▸ GOAL OF THE EXERCISE
Please retype the records below exactly, leaving out any pictures.

▸ MATERIAL SUPPLIED
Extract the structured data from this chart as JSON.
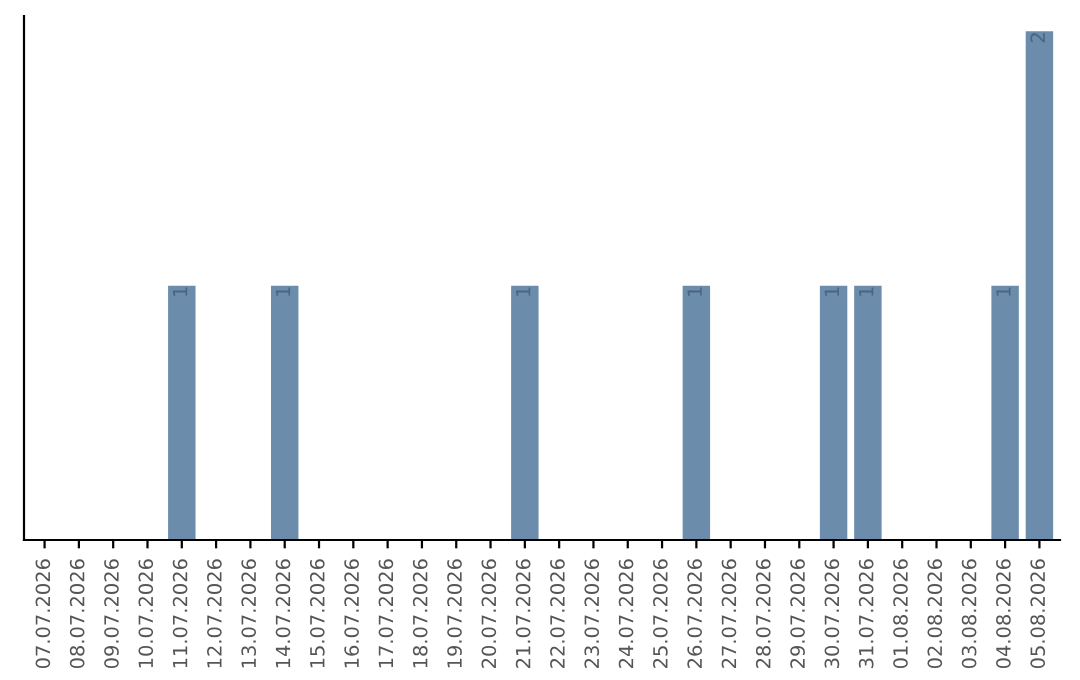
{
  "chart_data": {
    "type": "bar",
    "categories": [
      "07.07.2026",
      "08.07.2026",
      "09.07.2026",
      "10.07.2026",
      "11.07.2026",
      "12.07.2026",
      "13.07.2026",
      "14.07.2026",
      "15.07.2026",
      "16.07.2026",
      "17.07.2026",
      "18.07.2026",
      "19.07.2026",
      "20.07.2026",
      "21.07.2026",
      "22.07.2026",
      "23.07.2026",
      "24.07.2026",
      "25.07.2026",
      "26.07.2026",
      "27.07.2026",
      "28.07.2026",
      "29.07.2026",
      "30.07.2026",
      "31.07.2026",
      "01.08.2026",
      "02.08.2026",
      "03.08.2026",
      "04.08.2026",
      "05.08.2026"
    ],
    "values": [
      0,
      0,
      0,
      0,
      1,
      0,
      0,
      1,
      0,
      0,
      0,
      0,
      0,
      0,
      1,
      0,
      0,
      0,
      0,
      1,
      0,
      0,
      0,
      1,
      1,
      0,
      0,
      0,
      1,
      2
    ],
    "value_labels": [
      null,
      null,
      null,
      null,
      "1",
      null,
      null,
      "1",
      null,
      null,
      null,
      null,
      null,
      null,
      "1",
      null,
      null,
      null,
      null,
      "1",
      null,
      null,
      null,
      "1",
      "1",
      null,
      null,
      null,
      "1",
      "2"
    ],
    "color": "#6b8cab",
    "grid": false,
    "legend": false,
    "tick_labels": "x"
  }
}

▸ FULL RESPONSE
Extract the structured data from this chart as JSON.
{
  "chart_data": {
    "type": "bar",
    "categories": [
      "07.07.2026",
      "08.07.2026",
      "09.07.2026",
      "10.07.2026",
      "11.07.2026",
      "12.07.2026",
      "13.07.2026",
      "14.07.2026",
      "15.07.2026",
      "16.07.2026",
      "17.07.2026",
      "18.07.2026",
      "19.07.2026",
      "20.07.2026",
      "21.07.2026",
      "22.07.2026",
      "23.07.2026",
      "24.07.2026",
      "25.07.2026",
      "26.07.2026",
      "27.07.2026",
      "28.07.2026",
      "29.07.2026",
      "30.07.2026",
      "31.07.2026",
      "01.08.2026",
      "02.08.2026",
      "03.08.2026",
      "04.08.2026",
      "05.08.2026"
    ],
    "values": [
      0,
      0,
      0,
      0,
      1,
      0,
      0,
      1,
      0,
      0,
      0,
      0,
      0,
      0,
      1,
      0,
      0,
      0,
      0,
      1,
      0,
      0,
      0,
      1,
      1,
      0,
      0,
      0,
      1,
      2
    ],
    "value_labels": [
      null,
      null,
      null,
      null,
      "1",
      null,
      null,
      "1",
      null,
      null,
      null,
      null,
      null,
      null,
      "1",
      null,
      null,
      null,
      null,
      "1",
      null,
      null,
      null,
      "1",
      "1",
      null,
      null,
      null,
      "1",
      "2"
    ],
    "color": "#6b8cab",
    "grid": false,
    "legend": false,
    "tick_labels": "x"
  }
}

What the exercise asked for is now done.